_Data records_
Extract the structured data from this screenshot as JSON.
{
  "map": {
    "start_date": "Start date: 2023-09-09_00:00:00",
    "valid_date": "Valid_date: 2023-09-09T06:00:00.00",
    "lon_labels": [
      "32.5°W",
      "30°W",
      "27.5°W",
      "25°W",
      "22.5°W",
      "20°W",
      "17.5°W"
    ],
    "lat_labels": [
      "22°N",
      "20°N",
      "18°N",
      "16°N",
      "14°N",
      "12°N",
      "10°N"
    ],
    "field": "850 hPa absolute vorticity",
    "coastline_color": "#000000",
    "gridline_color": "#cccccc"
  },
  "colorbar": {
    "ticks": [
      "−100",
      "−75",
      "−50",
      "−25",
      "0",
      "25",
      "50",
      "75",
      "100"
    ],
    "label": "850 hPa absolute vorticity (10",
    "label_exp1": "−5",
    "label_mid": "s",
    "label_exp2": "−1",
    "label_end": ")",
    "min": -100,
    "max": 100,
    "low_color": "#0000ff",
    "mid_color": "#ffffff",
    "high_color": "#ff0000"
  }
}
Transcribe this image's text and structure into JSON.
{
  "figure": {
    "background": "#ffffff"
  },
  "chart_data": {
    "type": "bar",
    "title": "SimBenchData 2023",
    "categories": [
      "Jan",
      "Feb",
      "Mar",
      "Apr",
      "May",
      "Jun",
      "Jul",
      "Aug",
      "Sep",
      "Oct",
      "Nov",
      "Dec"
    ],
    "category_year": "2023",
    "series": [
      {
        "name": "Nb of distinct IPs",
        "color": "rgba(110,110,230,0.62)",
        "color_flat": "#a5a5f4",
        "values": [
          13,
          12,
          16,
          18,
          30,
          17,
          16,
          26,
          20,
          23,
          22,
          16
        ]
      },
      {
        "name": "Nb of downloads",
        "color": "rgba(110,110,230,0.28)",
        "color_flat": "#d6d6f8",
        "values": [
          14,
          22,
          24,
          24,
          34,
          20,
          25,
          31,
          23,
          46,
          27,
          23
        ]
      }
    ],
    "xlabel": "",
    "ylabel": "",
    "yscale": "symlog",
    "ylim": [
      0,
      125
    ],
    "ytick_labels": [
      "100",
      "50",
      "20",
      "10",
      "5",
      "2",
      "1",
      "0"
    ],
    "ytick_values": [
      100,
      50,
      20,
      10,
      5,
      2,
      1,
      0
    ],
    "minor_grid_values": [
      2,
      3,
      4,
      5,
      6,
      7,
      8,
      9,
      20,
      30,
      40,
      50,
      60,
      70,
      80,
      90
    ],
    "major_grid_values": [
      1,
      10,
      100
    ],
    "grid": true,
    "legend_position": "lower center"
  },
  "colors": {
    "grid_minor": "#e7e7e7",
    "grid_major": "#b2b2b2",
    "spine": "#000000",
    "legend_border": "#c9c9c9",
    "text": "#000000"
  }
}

_Exercise_
Find the word "rgba" in the entries above and gather every line that holds it.

_Full solution_
        "color": "rgba(110,110,230,0.62)",
        "color": "rgba(110,110,230,0.28)",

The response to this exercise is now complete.